■ Instructions to follow ■
Without the pictures, can you quote each line below exactly?

■ Dataset rows ■
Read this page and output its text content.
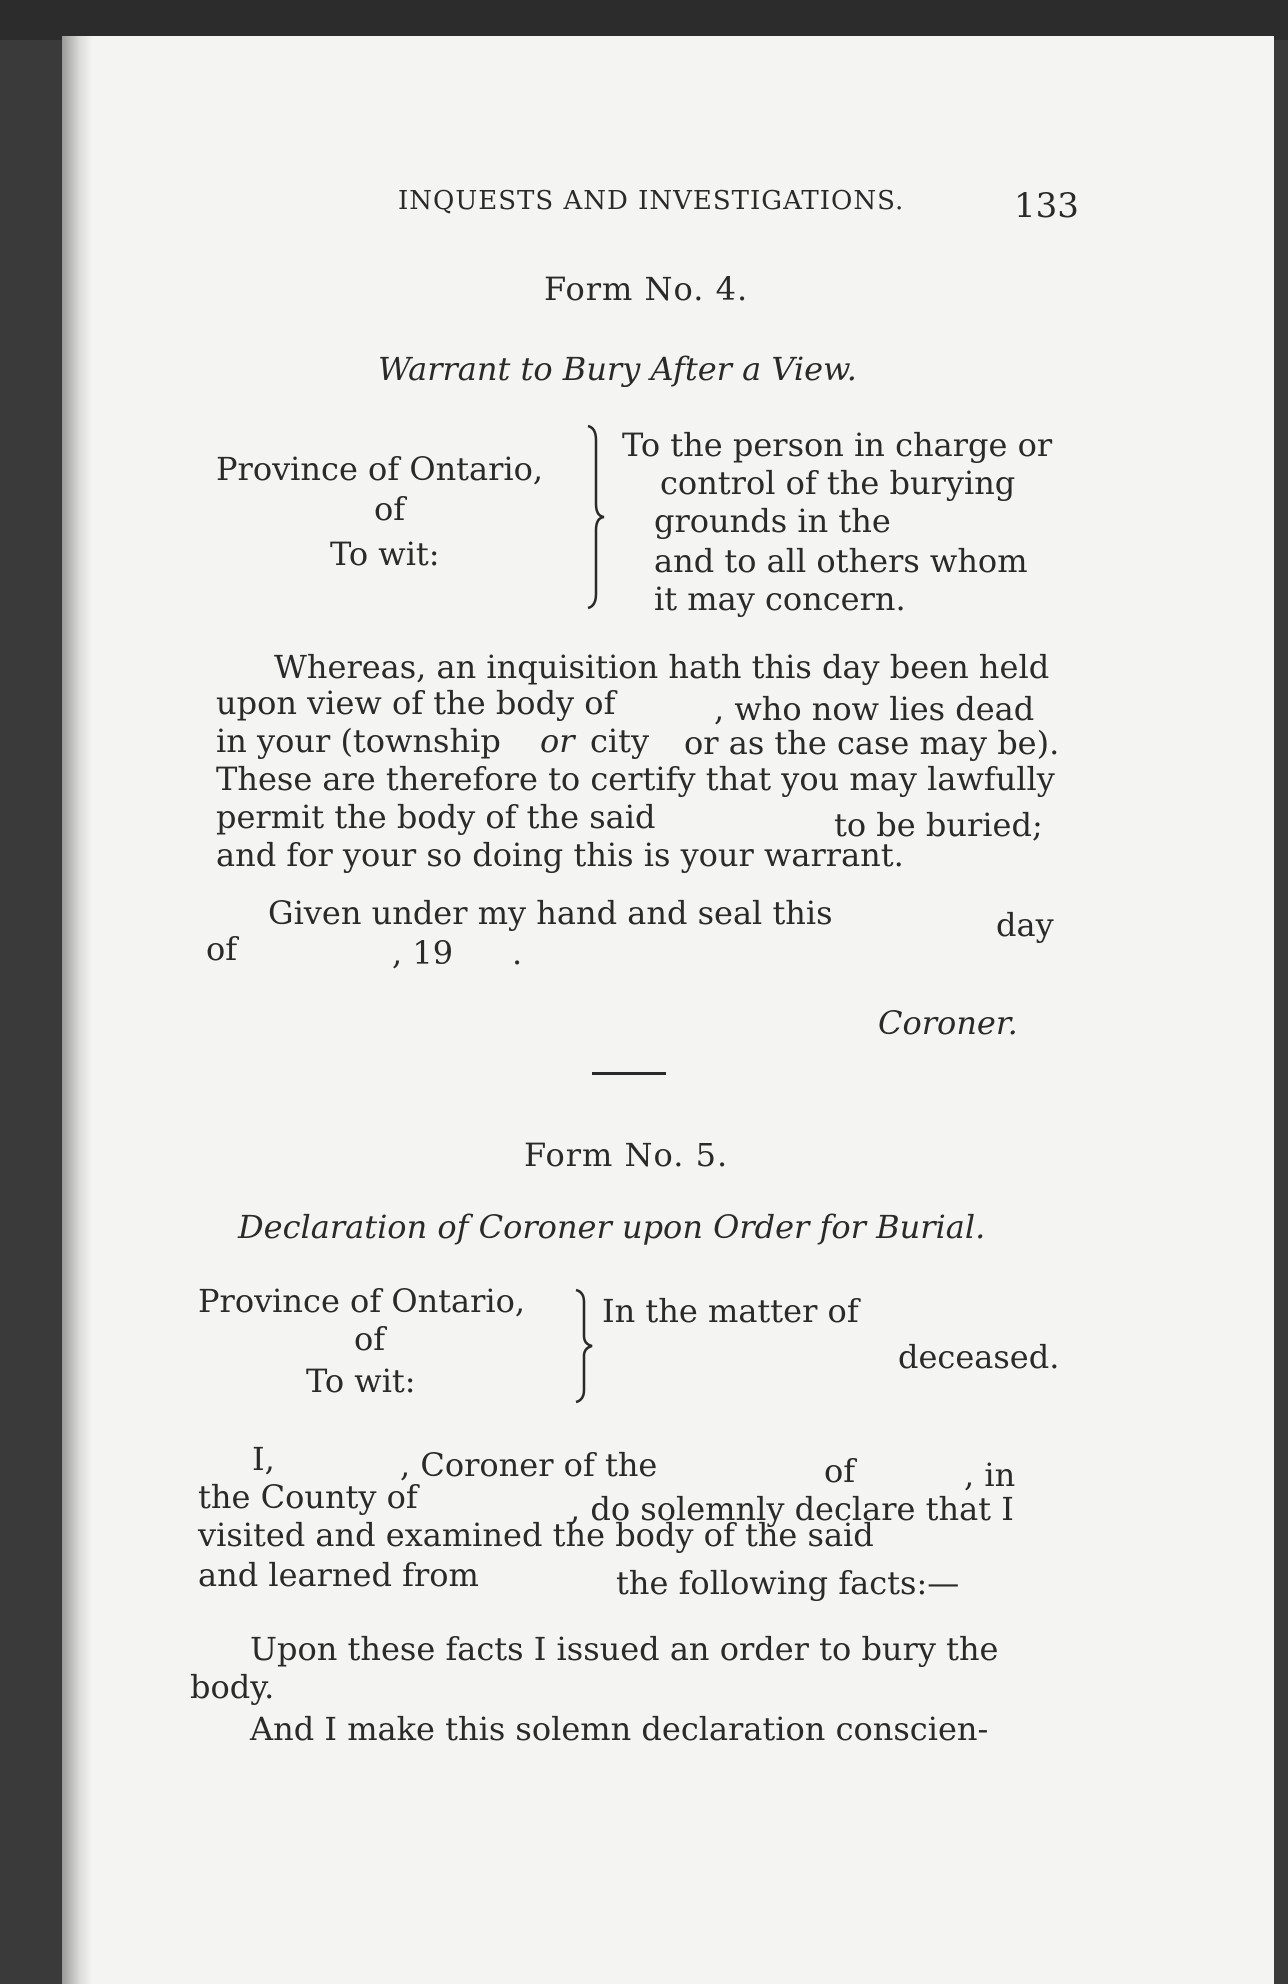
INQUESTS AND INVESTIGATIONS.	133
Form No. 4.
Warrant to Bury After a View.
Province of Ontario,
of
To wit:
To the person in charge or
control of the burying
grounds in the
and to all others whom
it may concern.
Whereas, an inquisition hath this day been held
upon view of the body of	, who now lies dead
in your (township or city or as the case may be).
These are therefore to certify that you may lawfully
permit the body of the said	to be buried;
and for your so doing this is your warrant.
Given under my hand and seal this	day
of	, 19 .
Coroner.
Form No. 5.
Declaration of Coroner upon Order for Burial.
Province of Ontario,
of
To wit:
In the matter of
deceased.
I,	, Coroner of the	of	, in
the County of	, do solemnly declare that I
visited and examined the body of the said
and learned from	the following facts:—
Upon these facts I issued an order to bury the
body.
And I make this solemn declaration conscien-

■ The solution ■
Read this page and output its text content.
INQUESTS AND INVESTIGATIONS.	133
Form No. 4.
Warrant to Bury After a View.
Province of Ontario,
of
To wit:
To the person in charge or
control of the burying
grounds in the
and to all others whom
it may concern.
Whereas, an inquisition hath this day been held
upon view of the body of	, who now lies dead
in your (township or city or as the case may be).
These are therefore to certify that you may lawfully
permit the body of the said	to be buried;
and for your so doing this is your warrant.
Given under my hand and seal this	day
of	, 19 .
Coroner.
Form No. 5.
Declaration of Coroner upon Order for Burial.
Province of Ontario,
of
To wit:
In the matter of
deceased.
I,	, Coroner of the	of	, in
the County of	, do solemnly declare that I
visited and examined the body of the said
and learned from	the following facts:—
Upon these facts I issued an order to bury the
body.
And I make this solemn declaration conscien-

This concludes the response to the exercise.